---- Task input
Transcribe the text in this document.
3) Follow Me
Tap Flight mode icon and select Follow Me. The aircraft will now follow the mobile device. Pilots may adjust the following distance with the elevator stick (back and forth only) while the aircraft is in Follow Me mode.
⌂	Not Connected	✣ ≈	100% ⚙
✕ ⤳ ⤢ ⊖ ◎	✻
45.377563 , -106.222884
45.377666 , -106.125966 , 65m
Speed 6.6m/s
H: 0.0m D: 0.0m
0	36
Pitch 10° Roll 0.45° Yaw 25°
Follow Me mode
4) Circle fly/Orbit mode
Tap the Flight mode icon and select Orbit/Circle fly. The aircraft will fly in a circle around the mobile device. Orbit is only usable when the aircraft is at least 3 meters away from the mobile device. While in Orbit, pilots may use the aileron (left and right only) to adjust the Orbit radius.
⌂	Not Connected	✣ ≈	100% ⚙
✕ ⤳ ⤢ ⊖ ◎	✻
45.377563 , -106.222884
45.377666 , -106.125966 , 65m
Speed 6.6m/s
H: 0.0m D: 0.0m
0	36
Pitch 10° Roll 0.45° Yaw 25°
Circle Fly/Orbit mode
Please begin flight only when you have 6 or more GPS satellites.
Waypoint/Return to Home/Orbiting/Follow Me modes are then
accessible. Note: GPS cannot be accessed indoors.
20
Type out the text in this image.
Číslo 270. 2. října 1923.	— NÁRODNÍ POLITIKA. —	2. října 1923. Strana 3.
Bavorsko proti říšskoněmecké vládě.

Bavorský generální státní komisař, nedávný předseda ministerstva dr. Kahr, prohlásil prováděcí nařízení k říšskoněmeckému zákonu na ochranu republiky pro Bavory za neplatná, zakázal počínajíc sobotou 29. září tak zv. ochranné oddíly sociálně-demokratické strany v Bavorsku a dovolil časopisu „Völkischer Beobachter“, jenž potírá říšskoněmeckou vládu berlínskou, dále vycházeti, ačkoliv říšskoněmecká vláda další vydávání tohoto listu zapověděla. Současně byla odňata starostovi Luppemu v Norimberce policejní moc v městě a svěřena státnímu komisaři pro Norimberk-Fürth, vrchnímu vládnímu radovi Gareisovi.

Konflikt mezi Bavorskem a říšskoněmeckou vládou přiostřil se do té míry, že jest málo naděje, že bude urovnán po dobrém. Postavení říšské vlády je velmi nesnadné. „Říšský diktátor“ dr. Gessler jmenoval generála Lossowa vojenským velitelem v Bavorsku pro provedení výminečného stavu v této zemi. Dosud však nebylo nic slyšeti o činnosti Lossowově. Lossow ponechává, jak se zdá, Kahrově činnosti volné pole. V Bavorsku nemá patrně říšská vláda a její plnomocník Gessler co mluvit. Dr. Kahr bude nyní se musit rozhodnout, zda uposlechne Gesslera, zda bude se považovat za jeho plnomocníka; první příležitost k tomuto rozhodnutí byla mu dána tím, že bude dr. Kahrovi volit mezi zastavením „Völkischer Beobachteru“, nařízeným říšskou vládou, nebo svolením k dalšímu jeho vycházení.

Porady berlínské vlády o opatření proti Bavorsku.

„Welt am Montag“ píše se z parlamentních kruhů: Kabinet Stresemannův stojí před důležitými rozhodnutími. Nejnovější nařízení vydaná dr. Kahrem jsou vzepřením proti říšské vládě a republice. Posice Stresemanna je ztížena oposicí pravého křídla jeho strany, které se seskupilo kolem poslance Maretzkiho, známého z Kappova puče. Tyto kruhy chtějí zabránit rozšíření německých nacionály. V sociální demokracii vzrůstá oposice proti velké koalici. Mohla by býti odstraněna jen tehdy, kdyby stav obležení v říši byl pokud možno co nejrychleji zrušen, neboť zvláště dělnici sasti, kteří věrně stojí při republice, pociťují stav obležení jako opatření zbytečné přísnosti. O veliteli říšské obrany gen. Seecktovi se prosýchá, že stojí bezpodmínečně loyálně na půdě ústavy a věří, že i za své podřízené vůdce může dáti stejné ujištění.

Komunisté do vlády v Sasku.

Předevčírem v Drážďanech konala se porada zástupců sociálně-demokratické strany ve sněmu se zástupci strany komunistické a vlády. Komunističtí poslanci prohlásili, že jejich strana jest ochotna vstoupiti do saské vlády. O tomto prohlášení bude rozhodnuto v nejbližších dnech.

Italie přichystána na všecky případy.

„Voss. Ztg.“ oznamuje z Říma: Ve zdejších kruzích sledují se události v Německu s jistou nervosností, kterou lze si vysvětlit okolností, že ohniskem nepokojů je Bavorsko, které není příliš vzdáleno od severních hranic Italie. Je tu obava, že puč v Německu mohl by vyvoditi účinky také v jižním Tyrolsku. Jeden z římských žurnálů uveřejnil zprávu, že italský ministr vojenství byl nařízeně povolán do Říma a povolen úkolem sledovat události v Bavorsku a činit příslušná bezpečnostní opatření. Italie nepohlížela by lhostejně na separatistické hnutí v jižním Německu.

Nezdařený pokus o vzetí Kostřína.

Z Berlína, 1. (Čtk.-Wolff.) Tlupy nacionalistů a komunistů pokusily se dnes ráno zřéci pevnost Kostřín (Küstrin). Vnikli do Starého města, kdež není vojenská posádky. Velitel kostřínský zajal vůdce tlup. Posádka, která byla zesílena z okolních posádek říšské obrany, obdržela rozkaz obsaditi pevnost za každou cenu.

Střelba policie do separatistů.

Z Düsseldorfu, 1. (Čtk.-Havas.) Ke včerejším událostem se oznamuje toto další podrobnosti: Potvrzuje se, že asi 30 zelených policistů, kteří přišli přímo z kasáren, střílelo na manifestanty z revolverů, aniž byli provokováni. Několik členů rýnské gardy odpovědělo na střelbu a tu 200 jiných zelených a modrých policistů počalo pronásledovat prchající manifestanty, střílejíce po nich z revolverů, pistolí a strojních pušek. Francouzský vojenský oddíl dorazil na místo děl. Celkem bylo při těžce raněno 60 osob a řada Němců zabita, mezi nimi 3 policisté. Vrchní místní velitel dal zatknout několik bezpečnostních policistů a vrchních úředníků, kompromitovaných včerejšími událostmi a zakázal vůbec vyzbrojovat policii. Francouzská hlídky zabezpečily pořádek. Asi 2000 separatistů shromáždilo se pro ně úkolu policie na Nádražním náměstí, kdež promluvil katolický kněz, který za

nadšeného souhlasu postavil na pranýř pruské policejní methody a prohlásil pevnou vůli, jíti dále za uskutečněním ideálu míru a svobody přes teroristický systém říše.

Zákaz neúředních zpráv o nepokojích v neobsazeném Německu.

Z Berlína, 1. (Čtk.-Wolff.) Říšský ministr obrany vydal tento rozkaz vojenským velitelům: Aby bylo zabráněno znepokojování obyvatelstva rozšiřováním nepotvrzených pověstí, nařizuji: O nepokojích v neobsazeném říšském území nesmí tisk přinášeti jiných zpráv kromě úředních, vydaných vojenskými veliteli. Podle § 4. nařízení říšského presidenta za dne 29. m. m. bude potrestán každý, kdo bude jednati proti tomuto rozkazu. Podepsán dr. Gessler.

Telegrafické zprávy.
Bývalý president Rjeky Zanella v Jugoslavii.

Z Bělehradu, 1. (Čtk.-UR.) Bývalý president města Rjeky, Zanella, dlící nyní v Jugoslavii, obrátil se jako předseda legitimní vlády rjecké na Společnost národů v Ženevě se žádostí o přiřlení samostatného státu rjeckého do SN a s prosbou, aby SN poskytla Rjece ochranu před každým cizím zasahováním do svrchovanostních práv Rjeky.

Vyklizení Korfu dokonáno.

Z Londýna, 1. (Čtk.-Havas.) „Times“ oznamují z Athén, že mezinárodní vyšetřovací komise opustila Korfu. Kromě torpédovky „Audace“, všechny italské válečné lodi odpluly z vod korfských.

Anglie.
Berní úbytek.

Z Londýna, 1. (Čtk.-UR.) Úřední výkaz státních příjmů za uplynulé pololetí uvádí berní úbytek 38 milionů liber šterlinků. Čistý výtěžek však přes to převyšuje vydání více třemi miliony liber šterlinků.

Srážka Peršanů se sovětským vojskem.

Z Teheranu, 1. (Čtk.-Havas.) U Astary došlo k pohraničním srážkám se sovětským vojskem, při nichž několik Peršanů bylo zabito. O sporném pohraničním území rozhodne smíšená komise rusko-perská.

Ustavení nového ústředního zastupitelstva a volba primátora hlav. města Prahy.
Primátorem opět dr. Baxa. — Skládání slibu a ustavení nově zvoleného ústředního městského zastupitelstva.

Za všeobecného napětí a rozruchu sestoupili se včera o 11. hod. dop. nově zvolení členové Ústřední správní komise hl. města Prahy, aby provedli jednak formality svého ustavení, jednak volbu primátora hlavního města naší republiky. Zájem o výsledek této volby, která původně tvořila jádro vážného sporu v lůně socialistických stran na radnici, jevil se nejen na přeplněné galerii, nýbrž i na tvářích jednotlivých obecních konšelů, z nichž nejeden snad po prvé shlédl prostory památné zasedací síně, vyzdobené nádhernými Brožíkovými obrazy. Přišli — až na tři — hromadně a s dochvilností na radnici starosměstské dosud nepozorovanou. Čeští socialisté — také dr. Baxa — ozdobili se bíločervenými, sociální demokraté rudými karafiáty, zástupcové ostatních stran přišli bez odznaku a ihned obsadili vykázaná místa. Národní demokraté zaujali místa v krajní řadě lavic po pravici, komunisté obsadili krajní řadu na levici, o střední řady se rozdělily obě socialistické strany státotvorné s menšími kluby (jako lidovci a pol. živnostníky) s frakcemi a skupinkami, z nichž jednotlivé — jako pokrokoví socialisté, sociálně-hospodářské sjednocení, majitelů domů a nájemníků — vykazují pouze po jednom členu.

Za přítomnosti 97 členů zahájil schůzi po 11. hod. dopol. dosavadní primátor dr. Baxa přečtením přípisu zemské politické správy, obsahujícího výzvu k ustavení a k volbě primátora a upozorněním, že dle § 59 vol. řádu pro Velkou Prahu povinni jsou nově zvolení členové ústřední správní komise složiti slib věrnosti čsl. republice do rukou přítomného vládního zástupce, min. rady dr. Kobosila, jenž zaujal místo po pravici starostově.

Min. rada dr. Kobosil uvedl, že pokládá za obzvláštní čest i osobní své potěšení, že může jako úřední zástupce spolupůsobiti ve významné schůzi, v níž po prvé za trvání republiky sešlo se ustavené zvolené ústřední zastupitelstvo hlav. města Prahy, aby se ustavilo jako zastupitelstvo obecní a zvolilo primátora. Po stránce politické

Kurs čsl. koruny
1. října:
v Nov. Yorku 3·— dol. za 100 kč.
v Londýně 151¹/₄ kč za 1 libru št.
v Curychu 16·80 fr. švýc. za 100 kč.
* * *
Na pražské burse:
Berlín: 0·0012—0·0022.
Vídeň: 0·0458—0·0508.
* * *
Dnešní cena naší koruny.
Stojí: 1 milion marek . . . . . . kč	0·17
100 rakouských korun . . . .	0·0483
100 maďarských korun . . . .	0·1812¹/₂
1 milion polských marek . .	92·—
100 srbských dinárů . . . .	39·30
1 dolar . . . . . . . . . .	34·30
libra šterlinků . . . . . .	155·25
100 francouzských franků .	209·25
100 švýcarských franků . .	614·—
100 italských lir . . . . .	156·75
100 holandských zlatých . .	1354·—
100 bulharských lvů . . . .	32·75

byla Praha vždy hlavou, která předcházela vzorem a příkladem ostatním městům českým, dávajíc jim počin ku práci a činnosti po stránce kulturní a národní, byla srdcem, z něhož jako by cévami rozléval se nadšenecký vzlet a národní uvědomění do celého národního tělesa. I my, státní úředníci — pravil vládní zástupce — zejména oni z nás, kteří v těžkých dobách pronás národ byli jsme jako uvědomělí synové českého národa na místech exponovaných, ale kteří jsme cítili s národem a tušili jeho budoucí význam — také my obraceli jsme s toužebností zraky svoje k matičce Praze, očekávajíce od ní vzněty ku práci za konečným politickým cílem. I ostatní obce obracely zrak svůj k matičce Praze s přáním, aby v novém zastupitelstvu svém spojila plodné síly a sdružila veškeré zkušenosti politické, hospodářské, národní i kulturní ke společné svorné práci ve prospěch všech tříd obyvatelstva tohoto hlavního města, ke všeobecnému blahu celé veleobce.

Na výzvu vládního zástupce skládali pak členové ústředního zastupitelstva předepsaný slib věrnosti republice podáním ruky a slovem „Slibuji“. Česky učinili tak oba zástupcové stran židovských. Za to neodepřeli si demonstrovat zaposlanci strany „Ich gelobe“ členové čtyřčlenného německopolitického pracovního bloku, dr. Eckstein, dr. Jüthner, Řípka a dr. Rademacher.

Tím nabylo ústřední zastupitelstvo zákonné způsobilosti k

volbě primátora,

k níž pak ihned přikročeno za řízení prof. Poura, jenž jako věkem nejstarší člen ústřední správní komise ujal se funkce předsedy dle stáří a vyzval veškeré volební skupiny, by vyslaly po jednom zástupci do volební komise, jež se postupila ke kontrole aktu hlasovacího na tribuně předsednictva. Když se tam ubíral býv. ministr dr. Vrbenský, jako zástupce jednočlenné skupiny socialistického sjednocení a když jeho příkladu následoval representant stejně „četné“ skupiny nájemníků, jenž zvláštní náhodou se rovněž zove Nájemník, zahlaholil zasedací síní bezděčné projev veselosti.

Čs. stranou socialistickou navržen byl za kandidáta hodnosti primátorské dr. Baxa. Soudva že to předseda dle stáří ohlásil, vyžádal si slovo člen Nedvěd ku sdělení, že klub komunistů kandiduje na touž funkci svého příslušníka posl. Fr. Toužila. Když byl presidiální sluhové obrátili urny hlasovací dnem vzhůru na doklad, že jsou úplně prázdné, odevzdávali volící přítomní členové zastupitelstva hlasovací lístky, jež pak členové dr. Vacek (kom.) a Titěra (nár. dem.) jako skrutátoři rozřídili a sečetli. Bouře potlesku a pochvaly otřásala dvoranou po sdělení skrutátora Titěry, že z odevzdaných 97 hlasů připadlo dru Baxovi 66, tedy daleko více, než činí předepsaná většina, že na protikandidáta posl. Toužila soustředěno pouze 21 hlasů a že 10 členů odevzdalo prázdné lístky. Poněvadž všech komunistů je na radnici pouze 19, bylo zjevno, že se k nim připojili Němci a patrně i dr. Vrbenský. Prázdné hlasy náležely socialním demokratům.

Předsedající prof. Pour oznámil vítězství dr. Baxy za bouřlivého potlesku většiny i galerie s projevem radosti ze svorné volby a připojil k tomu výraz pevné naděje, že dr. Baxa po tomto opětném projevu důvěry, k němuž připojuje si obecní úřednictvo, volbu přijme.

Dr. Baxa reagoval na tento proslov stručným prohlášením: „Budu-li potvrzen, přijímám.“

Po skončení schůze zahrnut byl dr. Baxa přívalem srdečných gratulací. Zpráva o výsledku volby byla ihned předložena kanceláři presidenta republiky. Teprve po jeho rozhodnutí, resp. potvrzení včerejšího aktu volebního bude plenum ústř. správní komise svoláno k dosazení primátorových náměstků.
--------
__Exercise details__.
What is the number of lines in these records that contain "šterlinků"? Reply with the number only.

__Result for this task__.
2